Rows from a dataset
--------------------------------

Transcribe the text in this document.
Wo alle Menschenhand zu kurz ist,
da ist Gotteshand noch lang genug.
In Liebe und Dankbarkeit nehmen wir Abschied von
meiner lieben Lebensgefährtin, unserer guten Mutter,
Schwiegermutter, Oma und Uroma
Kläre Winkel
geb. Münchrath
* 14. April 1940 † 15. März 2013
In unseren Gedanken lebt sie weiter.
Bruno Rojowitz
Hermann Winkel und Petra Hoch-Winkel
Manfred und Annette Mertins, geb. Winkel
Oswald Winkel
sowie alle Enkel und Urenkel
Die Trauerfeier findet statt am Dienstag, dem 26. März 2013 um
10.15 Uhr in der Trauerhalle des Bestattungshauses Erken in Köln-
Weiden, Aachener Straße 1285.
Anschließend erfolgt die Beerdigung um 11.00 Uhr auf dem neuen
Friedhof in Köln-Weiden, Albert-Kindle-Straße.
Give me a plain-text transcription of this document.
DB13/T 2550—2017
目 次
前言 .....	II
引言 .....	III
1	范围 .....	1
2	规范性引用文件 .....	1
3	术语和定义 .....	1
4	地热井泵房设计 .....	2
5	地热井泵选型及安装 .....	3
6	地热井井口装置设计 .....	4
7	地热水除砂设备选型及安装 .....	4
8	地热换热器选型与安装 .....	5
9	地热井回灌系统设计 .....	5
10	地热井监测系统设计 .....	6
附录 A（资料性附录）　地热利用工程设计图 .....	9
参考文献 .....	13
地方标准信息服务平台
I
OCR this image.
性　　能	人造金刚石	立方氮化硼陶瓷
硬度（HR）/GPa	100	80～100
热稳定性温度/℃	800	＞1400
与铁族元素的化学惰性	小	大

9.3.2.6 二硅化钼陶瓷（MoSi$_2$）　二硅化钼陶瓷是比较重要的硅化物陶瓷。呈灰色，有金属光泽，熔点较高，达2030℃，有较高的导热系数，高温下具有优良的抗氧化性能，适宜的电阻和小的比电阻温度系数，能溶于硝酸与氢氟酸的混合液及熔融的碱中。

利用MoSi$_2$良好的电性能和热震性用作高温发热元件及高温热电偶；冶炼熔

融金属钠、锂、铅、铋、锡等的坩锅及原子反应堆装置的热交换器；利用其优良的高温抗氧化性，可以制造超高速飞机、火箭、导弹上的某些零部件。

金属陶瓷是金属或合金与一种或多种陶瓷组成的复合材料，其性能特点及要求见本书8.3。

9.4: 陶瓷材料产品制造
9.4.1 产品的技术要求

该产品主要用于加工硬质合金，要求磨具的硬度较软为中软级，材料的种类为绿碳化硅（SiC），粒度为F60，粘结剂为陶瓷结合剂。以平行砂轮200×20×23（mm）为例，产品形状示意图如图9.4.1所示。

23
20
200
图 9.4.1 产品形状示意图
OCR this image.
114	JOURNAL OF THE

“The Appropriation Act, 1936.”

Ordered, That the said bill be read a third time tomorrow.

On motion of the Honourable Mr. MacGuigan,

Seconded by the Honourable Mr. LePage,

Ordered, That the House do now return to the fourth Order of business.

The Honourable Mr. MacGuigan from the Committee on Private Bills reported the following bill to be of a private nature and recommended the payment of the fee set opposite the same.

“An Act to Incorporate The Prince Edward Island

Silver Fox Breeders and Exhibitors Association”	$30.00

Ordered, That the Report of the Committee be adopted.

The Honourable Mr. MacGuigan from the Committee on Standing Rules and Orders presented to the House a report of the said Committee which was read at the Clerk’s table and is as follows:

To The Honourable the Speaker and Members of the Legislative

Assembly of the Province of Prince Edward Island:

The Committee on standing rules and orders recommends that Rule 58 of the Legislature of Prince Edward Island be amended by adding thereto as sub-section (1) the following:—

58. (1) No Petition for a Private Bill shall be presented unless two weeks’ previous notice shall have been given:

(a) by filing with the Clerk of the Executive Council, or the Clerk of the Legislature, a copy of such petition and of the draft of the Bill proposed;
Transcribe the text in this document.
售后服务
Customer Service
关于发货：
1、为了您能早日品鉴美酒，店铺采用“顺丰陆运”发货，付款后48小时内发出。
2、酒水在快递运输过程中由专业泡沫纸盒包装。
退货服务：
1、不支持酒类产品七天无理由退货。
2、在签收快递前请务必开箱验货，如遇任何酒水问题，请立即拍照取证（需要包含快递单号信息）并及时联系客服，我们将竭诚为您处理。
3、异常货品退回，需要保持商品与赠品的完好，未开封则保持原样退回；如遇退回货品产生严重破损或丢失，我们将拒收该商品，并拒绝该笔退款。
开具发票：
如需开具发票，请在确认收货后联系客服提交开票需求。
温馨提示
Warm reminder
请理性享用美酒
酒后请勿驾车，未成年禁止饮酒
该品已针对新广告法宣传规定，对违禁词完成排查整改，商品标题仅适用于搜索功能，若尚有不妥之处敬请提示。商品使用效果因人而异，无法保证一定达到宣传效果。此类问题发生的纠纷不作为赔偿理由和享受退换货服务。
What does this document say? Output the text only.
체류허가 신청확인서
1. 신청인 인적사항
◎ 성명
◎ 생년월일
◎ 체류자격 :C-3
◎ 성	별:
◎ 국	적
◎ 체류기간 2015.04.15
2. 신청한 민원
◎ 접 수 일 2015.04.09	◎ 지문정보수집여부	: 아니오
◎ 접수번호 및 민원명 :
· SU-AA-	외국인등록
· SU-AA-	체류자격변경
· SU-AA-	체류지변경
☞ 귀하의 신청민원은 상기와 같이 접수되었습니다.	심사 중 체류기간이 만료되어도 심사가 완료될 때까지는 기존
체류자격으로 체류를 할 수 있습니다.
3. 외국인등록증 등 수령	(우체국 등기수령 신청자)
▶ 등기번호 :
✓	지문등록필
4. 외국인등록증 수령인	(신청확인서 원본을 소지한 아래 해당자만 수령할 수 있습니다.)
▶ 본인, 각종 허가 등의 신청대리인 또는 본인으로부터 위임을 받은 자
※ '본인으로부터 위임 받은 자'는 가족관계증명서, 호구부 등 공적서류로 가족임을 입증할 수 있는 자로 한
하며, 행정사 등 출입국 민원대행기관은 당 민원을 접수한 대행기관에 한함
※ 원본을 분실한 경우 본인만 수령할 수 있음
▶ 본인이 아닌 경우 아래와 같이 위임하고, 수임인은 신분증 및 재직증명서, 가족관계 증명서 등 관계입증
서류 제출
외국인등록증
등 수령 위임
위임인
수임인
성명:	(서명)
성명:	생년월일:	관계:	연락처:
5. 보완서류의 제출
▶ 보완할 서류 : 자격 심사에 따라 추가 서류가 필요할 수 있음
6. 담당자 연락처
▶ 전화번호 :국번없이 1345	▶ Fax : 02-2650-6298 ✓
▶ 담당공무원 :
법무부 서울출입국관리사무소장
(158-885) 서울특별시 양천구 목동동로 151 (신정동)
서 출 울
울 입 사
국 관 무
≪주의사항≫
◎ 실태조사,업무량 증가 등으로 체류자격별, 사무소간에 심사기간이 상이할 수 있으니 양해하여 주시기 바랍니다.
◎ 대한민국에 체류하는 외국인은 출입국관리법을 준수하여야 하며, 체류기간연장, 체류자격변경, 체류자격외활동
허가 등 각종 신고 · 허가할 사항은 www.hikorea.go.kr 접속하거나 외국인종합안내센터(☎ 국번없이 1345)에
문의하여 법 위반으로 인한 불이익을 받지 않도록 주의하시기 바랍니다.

--------------------------------

- _What you need to do_: Set out every line from the material that contains the string "Ordered".

- _Result below_:
Ordered, That the said bill be read a third time tomorrow.
Ordered, That the House do now return to the fourth Order of business.
Ordered, That the Report of the Committee be adopted.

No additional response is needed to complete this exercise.